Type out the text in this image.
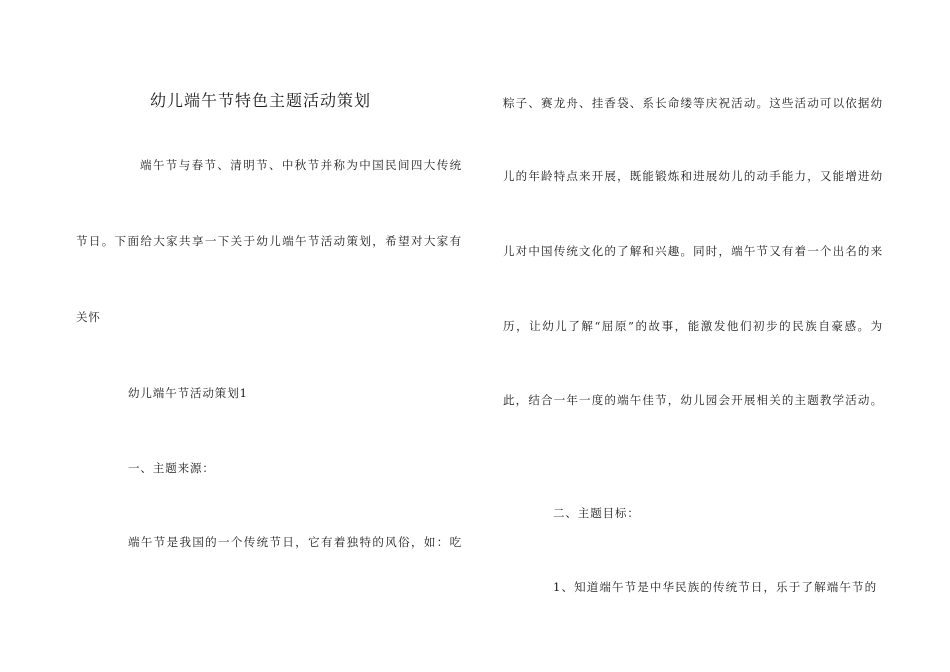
幼儿端午节特色主题活动策划
端午节与春节、清明节、中秋节并称为中国民间四大传统
节日。下面给大家共享一下关于幼儿端午节活动策划，希望对大家有
关怀
幼儿端午节活动策划1
一、主题来源：
端午节是我国的一个传统节日，它有着独特的风俗，如：吃
粽子、赛龙舟、挂香袋、系长命缕等庆祝活动。这些活动可以依据幼
儿的年龄特点来开展，既能锻炼和进展幼儿的动手能力，又能增进幼
儿对中国传统文化的了解和兴趣。同时，端午节又有着一个出名的来
历，让幼儿了解“屈原”的故事，能激发他们初步的民族自豪感。为
此，结合一年一度的端午佳节，幼儿园会开展相关的主题教学活动。
二、主题目标：
1、知道端午节是中华民族的传统节日，乐于了解端午节的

####################

Set down every entry word for word, but omit the pictures.

Type out the text in this image.
幼儿端午节特色主题活动策划
端午节与春节、清明节、中秋节并称为中国民间四大传统
节日。下面给大家共享一下关于幼儿端午节活动策划，希望对大家有
关怀
幼儿端午节活动策划1
一、主题来源：
端午节是我国的一个传统节日，它有着独特的风俗，如：吃
粽子、赛龙舟、挂香袋、系长命缕等庆祝活动。这些活动可以依据幼
儿的年龄特点来开展，既能锻炼和进展幼儿的动手能力，又能增进幼
儿对中国传统文化的了解和兴趣。同时，端午节又有着一个出名的来
历，让幼儿了解“屈原”的故事，能激发他们初步的民族自豪感。为
此，结合一年一度的端午佳节，幼儿园会开展相关的主题教学活动。
二、主题目标：
1、知道端午节是中华民族的传统节日，乐于了解端午节的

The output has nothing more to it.